WHAT IS REQUIRED: Show each line of the records below where the word "Название" occurs.

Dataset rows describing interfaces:
::::

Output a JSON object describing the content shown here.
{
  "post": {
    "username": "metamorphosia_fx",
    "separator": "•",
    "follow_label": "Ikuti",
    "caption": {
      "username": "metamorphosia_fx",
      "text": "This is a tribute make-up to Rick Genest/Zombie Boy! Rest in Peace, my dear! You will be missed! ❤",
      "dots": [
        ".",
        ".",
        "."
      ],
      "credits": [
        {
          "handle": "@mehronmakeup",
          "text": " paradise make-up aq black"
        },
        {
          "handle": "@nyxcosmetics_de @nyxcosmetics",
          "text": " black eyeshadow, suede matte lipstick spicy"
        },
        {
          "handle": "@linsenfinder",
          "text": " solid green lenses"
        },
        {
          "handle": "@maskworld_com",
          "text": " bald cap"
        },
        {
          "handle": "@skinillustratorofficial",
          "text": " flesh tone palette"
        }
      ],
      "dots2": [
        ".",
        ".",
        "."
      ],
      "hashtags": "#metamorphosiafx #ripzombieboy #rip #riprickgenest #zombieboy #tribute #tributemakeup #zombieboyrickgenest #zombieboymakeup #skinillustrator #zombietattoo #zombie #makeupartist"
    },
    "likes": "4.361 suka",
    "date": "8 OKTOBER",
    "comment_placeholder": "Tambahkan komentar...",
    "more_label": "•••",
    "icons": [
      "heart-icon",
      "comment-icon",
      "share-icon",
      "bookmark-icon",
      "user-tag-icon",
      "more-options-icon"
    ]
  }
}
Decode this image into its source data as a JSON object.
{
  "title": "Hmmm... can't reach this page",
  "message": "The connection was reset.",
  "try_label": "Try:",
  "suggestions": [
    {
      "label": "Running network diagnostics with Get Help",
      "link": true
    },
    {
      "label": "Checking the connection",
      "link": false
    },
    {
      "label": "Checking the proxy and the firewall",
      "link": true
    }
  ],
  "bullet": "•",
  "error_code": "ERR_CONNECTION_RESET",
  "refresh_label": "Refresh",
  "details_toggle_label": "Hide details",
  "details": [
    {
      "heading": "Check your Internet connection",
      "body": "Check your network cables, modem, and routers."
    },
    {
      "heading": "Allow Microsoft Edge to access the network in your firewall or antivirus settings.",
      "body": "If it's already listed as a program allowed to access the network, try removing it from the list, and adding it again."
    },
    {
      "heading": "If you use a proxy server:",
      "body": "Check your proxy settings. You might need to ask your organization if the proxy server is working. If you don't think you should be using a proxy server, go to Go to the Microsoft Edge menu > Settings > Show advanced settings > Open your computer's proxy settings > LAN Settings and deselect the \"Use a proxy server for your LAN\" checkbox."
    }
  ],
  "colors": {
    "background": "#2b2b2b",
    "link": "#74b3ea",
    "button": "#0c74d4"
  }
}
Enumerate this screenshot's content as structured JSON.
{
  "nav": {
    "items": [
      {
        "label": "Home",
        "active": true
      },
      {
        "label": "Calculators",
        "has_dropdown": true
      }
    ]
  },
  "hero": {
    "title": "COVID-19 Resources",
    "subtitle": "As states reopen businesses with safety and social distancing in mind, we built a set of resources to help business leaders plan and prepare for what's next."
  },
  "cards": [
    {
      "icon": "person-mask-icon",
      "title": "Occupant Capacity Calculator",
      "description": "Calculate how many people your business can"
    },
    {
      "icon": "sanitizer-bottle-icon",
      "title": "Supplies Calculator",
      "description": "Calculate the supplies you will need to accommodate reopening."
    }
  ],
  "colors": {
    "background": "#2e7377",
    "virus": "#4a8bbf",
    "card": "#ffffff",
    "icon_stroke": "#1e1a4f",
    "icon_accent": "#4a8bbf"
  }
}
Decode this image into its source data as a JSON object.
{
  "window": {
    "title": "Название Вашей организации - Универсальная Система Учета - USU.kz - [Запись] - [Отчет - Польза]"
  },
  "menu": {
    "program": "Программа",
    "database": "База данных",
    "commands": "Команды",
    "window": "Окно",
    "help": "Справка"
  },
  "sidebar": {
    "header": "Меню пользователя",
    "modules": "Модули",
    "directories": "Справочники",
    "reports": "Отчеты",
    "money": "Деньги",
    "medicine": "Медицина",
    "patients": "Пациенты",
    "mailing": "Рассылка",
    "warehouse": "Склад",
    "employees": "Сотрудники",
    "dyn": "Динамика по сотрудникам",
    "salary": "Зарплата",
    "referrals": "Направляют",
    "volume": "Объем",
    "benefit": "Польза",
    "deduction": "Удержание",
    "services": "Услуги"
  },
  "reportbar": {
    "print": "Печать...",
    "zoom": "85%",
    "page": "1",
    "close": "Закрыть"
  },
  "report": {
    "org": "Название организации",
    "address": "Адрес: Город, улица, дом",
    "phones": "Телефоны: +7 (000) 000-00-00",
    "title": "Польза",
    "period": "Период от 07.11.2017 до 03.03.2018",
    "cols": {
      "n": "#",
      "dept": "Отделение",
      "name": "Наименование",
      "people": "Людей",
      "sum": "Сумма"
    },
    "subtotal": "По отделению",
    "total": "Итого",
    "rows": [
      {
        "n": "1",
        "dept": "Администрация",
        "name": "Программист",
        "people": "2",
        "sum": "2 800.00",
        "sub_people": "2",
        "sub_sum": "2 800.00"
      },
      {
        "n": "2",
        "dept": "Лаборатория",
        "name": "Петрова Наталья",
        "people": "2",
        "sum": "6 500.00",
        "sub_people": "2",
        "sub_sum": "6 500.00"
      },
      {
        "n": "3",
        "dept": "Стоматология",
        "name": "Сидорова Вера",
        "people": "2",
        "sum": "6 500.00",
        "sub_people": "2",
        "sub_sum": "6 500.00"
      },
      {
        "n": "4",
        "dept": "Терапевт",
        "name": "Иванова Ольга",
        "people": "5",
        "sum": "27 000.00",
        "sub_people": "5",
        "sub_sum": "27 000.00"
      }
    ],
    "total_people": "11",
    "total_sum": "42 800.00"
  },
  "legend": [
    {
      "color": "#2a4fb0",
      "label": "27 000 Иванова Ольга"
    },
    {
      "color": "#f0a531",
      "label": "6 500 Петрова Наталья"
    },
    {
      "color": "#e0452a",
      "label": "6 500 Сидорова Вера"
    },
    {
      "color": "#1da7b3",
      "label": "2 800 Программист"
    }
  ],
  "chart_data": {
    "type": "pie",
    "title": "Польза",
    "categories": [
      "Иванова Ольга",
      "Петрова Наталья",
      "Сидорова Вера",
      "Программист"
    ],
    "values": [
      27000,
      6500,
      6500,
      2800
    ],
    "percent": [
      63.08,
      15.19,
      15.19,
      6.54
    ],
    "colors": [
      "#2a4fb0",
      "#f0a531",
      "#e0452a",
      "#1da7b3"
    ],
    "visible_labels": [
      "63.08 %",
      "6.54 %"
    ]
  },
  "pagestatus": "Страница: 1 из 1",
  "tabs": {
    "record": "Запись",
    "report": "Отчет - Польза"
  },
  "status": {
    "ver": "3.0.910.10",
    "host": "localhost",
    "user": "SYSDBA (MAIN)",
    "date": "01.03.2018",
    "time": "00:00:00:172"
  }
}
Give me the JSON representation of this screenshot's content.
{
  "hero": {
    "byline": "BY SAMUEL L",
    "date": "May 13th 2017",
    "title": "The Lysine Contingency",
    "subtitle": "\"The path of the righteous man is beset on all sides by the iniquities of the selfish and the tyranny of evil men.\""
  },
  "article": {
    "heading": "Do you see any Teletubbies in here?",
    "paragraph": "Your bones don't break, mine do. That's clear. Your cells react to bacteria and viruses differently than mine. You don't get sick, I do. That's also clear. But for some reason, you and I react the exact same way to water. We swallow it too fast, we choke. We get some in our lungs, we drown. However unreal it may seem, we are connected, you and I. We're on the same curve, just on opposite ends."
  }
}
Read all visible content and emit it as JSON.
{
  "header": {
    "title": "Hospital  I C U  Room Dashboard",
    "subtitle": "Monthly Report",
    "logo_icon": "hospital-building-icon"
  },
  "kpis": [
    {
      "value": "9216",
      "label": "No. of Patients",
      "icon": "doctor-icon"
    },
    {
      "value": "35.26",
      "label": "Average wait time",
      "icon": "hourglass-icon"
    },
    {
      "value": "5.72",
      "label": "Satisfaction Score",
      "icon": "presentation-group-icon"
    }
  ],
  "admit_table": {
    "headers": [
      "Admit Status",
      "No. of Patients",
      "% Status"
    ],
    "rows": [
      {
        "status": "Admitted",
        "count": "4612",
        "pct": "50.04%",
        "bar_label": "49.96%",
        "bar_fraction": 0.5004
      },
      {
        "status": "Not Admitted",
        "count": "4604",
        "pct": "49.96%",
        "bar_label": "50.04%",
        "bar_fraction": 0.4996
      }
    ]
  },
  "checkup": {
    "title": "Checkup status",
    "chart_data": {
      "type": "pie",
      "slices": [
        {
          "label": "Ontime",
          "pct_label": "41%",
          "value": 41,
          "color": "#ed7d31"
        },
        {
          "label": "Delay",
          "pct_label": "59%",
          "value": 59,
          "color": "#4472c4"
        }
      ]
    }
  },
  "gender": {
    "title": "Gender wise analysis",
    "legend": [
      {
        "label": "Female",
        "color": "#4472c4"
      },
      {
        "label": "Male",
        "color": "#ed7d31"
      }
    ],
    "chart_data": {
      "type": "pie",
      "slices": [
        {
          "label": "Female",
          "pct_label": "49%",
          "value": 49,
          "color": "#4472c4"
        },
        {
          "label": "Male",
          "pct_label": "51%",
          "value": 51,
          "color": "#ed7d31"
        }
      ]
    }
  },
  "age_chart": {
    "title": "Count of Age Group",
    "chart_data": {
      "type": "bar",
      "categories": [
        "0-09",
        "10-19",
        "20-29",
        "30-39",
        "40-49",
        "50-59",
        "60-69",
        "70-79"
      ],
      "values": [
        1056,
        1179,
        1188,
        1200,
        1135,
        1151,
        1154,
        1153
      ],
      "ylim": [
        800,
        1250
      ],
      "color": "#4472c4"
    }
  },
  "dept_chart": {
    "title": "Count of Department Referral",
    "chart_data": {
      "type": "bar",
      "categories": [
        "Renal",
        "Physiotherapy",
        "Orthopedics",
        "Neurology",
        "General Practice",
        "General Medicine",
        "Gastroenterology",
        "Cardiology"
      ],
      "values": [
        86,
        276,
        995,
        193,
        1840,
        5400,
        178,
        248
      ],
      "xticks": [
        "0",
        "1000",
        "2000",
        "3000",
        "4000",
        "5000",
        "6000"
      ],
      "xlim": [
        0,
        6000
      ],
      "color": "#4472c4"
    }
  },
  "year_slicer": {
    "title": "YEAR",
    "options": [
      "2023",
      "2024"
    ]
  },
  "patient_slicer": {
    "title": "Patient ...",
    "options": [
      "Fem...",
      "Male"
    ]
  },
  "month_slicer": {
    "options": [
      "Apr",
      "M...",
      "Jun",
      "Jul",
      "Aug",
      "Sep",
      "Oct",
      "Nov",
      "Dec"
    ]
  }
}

::::

EXERCISE OUTPUT:
    "title": "Название Вашей организации - Универсальная Система Учета - USU.kz - [Запись] - [Отчет - Польза]"
    "org": "Название организации",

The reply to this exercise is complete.